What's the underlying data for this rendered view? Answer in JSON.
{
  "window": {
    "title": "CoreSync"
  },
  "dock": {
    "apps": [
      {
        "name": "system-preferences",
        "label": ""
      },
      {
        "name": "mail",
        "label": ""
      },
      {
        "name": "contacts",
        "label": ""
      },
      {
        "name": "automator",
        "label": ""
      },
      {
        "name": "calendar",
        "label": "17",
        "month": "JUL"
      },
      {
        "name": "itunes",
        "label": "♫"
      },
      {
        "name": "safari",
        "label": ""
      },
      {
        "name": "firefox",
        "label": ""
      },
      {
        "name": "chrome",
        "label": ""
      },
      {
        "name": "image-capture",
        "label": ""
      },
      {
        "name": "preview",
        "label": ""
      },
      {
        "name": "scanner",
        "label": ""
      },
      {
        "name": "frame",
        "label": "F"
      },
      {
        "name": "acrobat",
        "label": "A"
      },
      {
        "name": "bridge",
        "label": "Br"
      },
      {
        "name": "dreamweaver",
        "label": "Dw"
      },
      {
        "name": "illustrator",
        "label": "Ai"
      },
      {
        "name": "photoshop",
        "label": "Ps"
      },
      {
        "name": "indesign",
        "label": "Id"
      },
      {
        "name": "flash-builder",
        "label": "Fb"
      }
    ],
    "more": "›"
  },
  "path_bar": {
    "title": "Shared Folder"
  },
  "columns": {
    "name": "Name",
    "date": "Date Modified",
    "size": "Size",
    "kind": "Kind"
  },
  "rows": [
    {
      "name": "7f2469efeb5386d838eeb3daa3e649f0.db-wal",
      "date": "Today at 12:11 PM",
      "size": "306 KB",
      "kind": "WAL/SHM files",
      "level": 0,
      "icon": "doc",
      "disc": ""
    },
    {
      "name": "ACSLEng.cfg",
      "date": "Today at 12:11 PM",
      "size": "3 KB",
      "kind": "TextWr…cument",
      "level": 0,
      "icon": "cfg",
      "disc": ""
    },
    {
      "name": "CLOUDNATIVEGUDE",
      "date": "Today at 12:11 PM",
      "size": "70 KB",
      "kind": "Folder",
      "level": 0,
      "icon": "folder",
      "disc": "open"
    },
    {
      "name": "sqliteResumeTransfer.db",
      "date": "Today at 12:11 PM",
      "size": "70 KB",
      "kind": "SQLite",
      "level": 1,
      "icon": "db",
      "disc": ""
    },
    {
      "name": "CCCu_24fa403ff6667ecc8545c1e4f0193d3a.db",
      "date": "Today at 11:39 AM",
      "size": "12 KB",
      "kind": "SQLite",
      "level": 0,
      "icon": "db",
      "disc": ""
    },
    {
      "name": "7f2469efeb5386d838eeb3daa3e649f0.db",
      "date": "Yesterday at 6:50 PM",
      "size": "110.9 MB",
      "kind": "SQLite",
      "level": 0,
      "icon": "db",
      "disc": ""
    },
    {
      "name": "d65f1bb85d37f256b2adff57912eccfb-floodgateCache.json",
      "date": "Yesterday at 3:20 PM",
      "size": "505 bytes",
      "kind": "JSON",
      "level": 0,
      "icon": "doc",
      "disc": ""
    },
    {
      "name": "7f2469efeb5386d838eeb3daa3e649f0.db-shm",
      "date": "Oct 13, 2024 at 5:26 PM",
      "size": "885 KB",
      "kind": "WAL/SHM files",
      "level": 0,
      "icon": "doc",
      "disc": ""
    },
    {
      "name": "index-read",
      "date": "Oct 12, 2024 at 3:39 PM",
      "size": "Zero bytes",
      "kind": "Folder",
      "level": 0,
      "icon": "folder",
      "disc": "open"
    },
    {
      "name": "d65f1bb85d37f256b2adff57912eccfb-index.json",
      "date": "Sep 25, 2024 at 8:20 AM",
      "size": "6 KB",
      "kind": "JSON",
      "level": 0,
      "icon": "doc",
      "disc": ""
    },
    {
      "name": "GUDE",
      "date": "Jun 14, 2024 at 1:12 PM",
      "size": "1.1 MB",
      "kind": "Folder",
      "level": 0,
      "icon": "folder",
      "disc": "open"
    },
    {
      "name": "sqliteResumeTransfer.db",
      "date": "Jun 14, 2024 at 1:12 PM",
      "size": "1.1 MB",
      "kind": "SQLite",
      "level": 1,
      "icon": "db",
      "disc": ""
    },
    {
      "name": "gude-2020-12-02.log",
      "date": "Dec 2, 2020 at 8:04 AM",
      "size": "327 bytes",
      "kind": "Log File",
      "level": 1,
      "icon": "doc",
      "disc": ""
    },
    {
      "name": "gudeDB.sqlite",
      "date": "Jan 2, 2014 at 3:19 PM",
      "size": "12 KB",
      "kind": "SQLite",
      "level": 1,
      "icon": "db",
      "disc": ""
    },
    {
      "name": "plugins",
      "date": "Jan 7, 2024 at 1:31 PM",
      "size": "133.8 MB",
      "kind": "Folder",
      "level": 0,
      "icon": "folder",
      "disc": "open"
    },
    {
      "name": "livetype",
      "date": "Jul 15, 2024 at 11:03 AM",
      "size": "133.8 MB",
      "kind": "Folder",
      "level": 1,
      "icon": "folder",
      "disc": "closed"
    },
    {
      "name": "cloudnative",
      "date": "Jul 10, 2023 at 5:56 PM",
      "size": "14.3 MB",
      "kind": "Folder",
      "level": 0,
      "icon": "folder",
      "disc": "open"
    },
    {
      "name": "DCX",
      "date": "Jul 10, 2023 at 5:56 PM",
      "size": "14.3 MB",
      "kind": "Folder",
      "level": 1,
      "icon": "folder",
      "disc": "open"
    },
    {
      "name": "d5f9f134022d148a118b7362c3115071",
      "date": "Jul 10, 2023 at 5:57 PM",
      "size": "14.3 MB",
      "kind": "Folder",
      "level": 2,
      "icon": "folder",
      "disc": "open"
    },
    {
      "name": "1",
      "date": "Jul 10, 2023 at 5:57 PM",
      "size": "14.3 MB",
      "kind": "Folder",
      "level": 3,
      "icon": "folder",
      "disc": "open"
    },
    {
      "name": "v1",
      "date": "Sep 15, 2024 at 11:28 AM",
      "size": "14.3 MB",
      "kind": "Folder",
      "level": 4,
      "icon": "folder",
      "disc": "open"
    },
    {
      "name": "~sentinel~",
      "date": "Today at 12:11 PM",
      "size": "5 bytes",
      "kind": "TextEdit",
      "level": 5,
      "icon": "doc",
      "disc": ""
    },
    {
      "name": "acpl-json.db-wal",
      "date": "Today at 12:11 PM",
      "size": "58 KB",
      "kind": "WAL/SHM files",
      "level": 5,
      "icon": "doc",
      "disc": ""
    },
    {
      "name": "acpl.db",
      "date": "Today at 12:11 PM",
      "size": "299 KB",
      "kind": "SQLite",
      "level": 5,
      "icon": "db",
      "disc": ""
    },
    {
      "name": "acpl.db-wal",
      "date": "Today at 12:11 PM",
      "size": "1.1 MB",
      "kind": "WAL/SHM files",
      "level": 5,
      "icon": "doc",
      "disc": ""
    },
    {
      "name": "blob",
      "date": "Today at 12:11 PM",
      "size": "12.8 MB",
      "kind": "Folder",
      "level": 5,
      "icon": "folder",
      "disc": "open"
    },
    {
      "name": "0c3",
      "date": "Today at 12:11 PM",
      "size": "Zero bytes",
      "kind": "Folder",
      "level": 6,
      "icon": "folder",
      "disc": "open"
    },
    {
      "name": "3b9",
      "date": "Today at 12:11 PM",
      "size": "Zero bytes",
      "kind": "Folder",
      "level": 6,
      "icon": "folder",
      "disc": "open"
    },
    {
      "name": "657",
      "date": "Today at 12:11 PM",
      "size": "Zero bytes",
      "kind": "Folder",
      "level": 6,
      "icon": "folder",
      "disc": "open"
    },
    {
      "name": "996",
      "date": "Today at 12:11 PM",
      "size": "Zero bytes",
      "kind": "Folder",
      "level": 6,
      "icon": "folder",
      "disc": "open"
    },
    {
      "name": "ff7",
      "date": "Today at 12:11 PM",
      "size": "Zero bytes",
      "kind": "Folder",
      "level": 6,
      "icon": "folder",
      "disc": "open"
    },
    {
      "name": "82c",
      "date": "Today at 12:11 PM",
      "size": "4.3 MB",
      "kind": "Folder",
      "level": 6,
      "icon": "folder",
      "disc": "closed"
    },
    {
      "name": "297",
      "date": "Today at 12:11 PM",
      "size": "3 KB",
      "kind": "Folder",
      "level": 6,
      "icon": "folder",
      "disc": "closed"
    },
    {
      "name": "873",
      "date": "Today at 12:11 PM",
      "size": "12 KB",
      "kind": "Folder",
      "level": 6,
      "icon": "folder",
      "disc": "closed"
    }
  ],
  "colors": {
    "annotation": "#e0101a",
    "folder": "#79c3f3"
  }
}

══════════

# Written problem
Copy every line of the records above that contains "Yesterday".

# Written solution
      "date": "Yesterday at 6:50 PM",
      "date": "Yesterday at 3:20 PM",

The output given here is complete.